YOUR TASK: Search the material below for the string "Einzahlungen" and extract each line that has it.

A block of data:
*-*-*
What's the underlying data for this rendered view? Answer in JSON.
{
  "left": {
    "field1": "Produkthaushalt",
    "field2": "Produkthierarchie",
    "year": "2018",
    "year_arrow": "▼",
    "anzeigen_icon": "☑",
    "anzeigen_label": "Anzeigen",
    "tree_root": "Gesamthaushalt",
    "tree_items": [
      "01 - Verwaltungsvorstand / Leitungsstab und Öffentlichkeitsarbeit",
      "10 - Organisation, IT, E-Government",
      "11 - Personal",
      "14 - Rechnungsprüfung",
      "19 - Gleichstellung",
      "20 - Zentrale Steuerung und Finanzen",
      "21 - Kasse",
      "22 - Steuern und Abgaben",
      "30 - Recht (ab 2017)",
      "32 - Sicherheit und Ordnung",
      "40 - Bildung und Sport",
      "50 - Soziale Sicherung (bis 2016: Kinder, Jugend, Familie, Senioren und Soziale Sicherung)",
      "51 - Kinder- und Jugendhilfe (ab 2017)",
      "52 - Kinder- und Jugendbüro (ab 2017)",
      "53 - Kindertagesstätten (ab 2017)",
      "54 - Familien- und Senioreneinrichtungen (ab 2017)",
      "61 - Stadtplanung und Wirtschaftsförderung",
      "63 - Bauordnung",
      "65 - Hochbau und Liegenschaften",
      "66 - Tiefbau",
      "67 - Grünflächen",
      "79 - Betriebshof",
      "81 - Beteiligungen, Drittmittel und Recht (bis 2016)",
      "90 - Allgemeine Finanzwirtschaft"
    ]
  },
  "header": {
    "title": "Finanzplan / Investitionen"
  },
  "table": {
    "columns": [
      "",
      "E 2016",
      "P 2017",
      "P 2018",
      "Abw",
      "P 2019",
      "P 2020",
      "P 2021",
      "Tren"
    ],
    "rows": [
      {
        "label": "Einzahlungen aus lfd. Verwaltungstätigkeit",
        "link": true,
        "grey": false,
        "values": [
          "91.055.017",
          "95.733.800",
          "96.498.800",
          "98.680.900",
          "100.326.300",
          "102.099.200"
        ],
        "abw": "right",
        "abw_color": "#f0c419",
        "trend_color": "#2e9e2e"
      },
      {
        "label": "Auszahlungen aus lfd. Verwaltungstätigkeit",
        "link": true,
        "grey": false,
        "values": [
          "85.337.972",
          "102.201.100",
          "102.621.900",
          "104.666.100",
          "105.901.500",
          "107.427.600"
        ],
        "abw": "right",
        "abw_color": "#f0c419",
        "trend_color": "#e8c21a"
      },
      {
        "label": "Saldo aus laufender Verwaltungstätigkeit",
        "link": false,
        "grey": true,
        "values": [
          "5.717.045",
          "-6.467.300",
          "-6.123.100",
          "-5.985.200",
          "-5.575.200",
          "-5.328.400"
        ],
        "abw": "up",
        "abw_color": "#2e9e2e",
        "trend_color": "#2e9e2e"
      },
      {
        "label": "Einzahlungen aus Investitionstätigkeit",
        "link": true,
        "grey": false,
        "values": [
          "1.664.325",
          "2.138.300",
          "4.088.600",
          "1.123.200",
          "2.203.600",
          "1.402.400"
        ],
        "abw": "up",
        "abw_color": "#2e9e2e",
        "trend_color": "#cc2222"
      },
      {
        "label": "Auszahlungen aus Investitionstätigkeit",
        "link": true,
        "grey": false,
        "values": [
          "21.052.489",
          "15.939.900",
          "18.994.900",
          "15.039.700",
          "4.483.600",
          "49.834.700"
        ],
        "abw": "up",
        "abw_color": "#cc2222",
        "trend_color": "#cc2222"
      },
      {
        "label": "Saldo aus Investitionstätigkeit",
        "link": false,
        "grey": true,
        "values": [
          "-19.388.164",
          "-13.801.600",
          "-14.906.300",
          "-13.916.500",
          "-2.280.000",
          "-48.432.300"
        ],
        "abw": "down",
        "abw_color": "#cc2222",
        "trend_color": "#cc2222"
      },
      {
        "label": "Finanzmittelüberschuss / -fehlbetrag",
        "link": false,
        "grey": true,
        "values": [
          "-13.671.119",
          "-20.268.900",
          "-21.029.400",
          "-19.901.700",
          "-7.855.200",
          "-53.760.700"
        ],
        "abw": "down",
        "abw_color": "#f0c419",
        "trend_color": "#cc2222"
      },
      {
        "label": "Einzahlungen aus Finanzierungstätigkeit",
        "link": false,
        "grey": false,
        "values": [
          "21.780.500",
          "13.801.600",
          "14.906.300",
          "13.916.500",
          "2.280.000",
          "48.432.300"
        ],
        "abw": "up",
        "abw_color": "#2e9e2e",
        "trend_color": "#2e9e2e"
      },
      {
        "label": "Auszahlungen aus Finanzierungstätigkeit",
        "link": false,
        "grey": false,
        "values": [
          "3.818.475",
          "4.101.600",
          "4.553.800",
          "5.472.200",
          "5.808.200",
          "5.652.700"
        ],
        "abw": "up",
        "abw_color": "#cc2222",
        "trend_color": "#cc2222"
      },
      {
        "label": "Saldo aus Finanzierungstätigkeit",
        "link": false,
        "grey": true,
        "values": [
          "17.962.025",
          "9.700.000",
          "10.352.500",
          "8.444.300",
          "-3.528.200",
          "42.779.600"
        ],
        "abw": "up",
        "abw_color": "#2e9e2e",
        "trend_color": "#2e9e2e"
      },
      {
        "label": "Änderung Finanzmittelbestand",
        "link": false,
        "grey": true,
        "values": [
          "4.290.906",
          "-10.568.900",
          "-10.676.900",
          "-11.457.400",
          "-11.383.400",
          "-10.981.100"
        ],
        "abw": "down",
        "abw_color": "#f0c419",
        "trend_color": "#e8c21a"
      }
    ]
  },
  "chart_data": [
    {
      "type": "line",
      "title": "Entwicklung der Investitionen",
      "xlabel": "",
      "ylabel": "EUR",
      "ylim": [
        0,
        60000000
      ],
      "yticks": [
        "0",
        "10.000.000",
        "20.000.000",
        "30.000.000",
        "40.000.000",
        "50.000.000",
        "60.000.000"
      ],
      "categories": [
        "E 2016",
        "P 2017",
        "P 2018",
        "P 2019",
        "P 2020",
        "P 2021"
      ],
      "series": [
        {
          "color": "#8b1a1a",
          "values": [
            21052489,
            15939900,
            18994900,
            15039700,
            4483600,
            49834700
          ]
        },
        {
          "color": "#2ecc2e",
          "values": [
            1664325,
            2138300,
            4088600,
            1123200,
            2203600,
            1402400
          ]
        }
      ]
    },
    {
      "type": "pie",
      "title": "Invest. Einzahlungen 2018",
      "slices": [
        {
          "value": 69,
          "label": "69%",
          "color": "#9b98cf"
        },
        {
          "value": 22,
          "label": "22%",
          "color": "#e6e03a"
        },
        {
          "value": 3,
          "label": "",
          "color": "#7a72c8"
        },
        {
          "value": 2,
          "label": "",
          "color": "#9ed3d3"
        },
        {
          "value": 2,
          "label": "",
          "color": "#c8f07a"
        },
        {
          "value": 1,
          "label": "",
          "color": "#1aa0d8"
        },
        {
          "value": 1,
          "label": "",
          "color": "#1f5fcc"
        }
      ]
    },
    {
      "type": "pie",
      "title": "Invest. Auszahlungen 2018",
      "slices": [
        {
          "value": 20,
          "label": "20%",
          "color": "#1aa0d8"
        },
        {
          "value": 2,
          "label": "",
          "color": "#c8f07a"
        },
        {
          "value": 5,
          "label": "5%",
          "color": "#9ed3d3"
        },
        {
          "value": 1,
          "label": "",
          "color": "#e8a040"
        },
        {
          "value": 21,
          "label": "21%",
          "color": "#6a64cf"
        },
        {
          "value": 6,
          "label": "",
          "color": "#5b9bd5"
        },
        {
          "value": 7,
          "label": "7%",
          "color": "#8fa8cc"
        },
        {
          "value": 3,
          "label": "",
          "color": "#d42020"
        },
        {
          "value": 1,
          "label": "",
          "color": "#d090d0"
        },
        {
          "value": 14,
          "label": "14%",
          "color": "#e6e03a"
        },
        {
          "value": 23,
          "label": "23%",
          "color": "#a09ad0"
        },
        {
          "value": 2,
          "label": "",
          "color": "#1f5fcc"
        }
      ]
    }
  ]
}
*-*-*
COMPLETE ANSWER:
        "label": "Einzahlungen aus lfd. Verwaltungstätigkeit",
        "label": "Einzahlungen aus Investitionstätigkeit",
        "label": "Einzahlungen aus Finanzierungstätigkeit",
      "title": "Invest. Einzahlungen 2018",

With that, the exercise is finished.